= Task to carry out =
Go through the lines below and copy each one that holds the string "compliant".

= Supplied information =
↓
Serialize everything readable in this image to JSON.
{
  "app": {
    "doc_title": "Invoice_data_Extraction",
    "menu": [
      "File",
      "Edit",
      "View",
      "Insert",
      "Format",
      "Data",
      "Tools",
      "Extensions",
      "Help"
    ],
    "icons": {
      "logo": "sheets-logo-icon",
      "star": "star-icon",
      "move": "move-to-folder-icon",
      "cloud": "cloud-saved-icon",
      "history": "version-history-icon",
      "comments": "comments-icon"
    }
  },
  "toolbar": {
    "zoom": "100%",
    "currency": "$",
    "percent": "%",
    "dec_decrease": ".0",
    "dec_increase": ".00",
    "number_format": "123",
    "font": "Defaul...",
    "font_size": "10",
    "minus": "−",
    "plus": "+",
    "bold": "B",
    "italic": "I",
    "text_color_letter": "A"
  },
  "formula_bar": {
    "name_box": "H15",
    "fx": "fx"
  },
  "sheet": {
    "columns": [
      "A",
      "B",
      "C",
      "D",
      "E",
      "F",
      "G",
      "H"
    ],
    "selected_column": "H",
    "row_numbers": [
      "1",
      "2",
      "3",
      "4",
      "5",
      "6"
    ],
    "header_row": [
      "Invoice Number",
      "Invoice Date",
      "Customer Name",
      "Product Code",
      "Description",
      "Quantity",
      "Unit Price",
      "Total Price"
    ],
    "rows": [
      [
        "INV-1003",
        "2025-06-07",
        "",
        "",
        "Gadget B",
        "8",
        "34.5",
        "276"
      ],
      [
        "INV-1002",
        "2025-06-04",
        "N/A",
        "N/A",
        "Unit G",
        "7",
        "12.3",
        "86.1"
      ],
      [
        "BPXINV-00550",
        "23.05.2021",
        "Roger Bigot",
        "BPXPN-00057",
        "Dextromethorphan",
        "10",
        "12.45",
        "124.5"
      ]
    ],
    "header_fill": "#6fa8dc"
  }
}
↑
↓
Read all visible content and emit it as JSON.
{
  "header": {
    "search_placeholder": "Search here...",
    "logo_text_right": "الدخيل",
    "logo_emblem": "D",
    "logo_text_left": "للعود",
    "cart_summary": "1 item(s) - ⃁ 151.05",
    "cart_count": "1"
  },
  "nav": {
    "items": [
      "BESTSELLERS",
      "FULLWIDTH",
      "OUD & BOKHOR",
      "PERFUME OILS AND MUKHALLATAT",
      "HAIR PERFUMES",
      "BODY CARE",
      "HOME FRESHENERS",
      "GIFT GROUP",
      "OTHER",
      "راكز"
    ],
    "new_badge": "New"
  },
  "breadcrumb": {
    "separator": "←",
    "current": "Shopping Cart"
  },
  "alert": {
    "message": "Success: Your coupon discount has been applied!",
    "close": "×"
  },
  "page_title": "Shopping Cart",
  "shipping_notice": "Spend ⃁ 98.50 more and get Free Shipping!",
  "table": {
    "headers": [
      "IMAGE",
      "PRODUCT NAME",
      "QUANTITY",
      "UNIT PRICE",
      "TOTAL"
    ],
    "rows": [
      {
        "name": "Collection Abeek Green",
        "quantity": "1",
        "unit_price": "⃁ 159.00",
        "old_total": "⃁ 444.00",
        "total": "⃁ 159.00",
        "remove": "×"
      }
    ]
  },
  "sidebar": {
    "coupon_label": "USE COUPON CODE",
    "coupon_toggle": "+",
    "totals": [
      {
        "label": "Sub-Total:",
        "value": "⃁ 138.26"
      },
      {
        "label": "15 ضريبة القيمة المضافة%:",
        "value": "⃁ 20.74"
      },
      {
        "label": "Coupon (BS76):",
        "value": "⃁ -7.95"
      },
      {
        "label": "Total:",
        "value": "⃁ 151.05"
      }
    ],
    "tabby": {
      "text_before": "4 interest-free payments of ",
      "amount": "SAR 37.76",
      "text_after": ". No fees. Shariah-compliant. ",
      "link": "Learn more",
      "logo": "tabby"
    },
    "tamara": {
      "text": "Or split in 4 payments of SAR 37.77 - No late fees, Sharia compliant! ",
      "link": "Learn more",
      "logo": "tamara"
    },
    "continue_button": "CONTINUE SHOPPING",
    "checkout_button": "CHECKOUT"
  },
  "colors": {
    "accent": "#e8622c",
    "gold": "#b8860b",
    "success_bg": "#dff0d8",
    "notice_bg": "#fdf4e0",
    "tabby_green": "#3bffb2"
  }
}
↑
= Exercise answer =
      "text_after": ". No fees. Shariah-compliant. ",
      "text": "Or split in 4 payments of SAR 37.77 - No late fees, Sharia compliant! ",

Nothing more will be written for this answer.